## EXERCISE DIRECTIONS
Where a line of the material contains the string "PPPoE", copy that line.

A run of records
——————————
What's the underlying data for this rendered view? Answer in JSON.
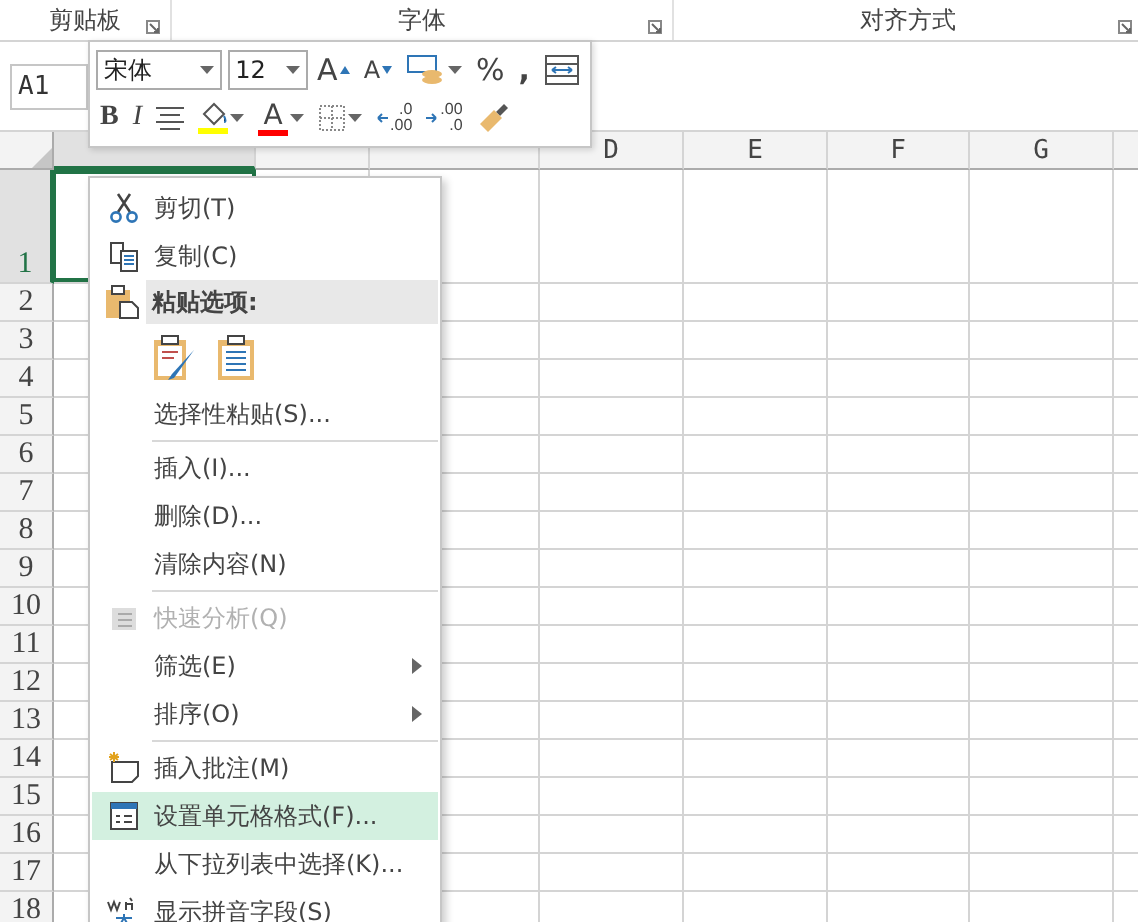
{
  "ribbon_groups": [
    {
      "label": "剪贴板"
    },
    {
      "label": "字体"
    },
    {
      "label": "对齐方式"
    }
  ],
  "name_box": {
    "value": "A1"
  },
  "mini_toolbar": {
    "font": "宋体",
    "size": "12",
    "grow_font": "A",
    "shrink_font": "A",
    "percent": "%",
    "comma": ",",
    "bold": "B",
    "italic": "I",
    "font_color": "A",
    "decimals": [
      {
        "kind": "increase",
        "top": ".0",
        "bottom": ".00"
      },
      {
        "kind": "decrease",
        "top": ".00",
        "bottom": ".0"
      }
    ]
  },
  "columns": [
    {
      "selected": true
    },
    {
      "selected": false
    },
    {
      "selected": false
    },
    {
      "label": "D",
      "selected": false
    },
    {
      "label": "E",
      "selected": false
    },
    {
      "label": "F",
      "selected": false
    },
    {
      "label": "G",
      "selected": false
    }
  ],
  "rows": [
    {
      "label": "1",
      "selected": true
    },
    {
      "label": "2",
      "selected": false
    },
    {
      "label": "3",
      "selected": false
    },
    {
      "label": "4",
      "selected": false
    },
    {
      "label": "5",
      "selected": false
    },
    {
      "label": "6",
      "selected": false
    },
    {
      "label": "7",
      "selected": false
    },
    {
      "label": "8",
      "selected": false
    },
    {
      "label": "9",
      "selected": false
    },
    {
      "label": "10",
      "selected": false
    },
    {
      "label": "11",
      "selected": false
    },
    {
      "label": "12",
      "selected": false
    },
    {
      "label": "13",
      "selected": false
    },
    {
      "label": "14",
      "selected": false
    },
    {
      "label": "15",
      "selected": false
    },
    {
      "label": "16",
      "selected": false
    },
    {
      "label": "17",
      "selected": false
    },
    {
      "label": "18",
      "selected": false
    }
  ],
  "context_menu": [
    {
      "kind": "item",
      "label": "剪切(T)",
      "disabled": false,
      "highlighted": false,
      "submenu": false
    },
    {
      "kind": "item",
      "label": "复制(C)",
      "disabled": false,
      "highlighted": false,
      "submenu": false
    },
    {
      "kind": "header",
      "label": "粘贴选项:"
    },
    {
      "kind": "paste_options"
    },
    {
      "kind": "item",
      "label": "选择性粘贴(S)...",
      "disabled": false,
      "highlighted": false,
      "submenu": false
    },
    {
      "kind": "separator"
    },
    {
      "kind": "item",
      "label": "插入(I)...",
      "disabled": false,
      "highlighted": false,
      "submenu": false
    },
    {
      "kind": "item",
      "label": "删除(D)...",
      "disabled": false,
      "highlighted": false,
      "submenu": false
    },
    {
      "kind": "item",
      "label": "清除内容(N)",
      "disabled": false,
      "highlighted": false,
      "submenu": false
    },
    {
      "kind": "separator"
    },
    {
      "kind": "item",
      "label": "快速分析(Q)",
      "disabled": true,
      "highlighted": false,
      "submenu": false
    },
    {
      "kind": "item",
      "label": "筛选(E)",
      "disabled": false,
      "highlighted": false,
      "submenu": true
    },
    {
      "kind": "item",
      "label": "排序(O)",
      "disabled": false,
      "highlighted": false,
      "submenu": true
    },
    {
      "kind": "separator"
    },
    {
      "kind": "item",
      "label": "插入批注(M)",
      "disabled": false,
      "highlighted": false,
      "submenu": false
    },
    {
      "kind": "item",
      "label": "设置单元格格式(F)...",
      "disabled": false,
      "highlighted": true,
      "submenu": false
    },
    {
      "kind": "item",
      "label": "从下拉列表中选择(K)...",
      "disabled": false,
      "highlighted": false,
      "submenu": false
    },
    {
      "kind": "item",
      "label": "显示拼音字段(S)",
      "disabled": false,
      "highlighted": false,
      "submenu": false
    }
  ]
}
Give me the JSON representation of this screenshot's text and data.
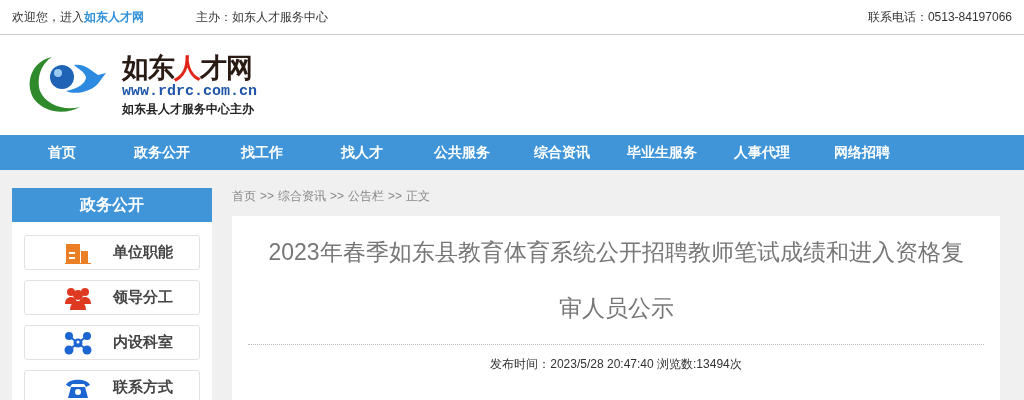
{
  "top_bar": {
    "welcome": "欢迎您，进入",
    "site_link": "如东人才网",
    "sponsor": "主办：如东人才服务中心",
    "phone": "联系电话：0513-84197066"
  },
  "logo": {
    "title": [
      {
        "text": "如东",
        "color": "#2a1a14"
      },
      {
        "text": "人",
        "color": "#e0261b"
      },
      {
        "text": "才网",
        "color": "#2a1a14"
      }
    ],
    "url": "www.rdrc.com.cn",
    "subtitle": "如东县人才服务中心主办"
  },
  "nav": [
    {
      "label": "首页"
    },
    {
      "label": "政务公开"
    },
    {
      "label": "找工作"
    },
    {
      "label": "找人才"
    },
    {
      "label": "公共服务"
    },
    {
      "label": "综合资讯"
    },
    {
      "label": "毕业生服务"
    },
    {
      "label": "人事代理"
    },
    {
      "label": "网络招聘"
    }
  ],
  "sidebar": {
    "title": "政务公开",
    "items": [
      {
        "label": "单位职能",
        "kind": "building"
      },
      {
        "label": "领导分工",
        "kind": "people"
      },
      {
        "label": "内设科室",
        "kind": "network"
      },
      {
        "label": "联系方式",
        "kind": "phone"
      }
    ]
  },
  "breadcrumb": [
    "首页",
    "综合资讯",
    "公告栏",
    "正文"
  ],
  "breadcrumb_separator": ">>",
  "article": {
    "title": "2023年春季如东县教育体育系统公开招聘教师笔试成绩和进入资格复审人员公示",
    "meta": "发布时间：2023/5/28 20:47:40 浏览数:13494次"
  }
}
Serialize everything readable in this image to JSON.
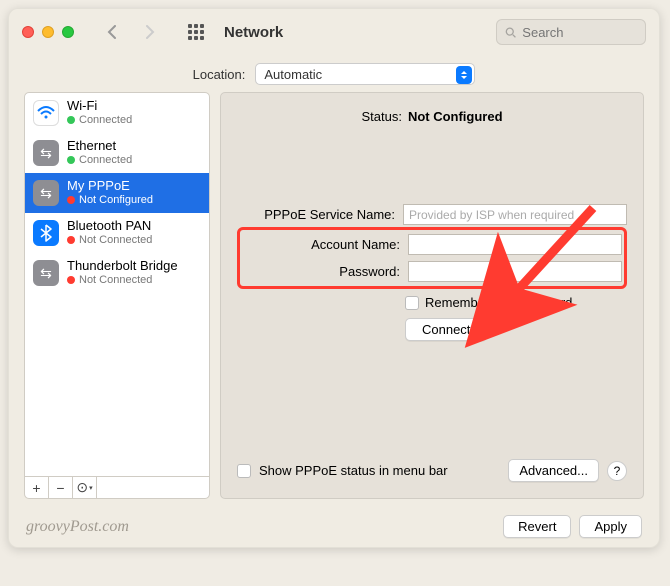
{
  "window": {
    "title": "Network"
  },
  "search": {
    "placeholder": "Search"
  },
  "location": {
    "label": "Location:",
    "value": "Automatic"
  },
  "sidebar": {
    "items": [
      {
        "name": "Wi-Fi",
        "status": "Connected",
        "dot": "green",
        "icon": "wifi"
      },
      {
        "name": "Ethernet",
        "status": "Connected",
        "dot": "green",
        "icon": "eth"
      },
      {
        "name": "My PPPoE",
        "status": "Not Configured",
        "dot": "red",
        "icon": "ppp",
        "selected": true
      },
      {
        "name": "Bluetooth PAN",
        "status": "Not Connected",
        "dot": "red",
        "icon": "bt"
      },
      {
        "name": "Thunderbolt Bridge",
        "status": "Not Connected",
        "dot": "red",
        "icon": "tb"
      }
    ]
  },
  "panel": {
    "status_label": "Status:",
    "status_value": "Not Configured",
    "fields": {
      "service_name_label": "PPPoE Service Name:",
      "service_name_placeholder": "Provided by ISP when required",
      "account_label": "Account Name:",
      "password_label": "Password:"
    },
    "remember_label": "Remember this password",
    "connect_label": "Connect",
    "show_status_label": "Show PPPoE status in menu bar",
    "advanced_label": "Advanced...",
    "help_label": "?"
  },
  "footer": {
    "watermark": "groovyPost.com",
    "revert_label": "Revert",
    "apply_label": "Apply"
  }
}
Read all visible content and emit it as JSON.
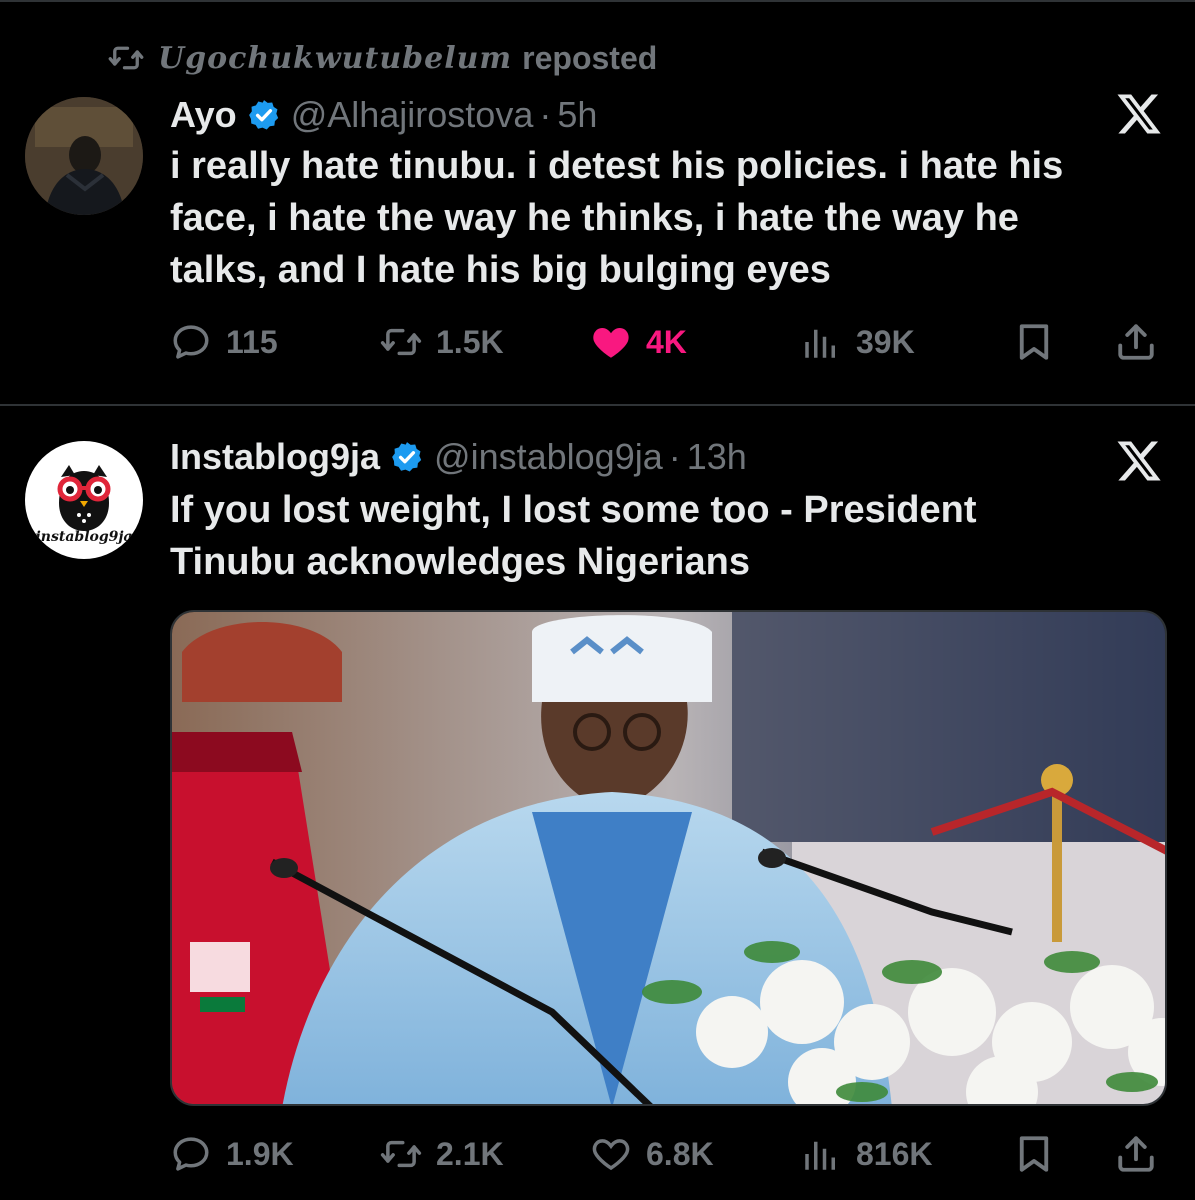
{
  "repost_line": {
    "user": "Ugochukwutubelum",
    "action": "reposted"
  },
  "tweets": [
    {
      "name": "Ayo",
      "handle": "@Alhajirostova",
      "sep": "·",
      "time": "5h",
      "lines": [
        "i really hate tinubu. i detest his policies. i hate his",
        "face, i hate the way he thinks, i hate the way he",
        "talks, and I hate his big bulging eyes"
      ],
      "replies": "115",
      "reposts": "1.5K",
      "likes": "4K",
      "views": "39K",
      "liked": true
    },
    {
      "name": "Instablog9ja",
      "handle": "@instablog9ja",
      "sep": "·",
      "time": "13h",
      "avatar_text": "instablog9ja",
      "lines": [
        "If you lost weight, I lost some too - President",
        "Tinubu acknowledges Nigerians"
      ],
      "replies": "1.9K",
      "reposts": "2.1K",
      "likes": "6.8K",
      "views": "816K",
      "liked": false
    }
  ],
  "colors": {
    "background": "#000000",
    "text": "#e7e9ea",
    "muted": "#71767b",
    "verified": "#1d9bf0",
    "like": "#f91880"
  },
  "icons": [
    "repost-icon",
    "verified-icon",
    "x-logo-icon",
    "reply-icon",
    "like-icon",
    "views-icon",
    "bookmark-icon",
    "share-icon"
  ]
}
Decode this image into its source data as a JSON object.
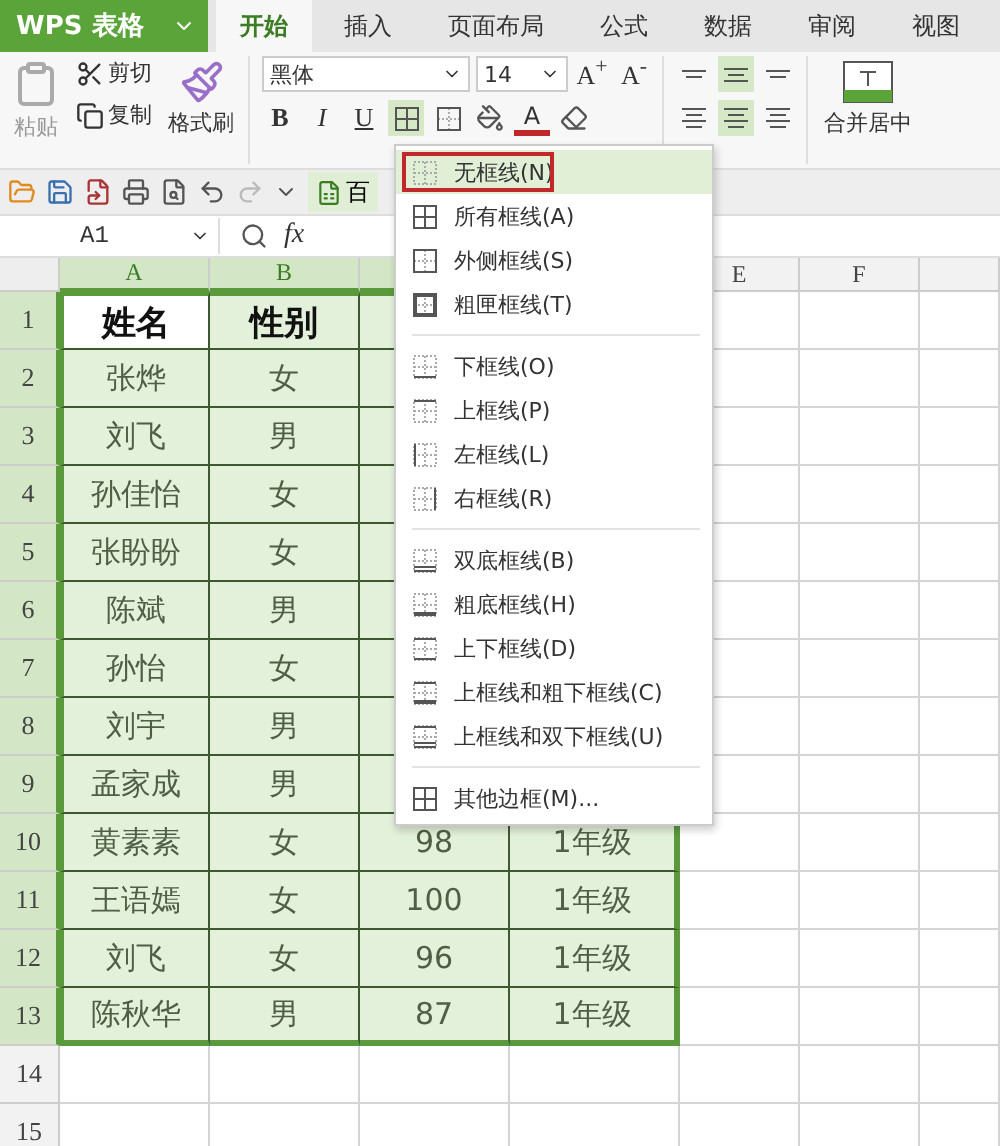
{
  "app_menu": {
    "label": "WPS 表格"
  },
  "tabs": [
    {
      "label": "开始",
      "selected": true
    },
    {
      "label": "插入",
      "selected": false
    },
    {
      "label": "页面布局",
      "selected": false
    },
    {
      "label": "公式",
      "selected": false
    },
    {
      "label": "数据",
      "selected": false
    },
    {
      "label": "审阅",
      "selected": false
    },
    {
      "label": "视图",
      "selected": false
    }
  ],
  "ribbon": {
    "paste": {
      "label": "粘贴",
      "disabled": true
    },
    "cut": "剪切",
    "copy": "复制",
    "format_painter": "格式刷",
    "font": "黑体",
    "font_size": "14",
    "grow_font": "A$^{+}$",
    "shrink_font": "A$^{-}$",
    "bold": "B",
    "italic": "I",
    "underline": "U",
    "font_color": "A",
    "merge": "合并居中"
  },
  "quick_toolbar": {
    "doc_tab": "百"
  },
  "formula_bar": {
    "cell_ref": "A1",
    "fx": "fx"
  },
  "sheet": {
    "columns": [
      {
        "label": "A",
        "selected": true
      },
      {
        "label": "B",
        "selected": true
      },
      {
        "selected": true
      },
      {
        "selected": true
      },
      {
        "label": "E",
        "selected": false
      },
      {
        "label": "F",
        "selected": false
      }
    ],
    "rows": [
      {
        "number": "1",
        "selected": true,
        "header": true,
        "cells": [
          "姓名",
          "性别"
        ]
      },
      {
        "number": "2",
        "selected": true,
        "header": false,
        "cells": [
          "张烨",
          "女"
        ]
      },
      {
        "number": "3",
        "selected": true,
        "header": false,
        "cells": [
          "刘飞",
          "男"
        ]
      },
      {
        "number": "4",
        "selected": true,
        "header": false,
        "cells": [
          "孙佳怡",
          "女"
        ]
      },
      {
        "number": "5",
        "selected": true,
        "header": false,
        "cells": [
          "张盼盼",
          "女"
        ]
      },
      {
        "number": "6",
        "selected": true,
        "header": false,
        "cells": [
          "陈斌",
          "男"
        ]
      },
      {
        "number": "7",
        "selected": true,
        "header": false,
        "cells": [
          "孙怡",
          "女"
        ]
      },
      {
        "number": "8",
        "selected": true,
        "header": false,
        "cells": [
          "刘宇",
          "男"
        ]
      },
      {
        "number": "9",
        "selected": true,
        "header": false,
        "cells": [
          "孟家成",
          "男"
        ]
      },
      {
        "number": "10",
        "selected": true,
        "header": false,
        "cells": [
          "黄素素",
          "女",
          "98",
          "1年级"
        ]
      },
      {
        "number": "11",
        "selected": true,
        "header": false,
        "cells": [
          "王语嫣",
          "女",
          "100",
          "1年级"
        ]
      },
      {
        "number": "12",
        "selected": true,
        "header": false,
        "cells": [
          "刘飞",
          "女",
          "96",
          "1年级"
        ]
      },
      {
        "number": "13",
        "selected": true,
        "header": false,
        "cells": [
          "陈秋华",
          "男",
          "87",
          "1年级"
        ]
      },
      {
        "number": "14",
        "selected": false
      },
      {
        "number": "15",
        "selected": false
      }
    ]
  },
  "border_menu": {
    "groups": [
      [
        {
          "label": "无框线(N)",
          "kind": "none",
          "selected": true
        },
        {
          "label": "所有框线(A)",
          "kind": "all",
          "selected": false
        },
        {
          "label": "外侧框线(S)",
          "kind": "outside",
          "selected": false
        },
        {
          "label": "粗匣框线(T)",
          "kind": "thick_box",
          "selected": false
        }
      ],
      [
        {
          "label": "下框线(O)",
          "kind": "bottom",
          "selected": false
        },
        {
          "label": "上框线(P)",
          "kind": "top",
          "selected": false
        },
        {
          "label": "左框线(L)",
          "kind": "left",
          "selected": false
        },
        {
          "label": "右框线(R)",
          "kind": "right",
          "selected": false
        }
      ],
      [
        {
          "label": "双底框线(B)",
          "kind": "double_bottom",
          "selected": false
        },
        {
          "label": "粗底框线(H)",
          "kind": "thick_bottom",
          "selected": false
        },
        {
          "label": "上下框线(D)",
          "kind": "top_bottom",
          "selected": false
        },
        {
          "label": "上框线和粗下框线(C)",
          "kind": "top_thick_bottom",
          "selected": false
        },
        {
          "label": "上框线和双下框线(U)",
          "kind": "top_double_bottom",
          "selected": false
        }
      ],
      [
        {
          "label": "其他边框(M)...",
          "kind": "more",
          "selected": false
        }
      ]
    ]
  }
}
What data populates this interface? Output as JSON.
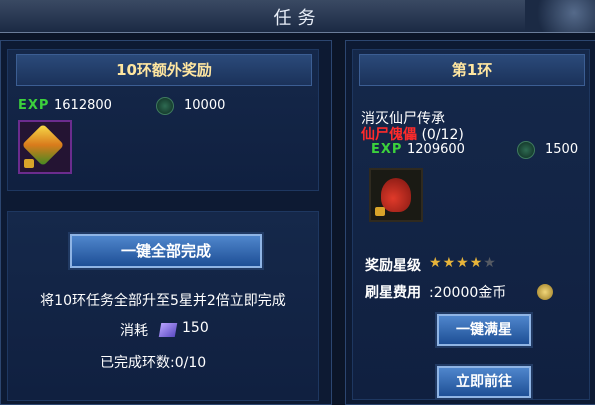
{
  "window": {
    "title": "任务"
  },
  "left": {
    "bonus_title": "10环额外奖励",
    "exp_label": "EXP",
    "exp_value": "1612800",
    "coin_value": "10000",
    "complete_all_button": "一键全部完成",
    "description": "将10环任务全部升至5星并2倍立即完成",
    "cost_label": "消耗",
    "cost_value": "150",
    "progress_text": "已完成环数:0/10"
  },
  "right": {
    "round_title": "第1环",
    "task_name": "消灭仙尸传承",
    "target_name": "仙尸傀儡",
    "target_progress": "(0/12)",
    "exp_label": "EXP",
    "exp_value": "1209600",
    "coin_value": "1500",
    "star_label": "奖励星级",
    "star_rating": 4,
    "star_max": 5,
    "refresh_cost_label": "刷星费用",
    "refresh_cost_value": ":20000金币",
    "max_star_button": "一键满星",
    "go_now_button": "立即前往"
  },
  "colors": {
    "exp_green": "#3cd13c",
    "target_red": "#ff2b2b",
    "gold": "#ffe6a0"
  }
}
——————————
## PROBLEM SOLUTION
        "name": "My PPPoE",
      "service_name_label": "PPPoE Service Name:",
    "show_status_label": "Show PPPoE status in menu bar",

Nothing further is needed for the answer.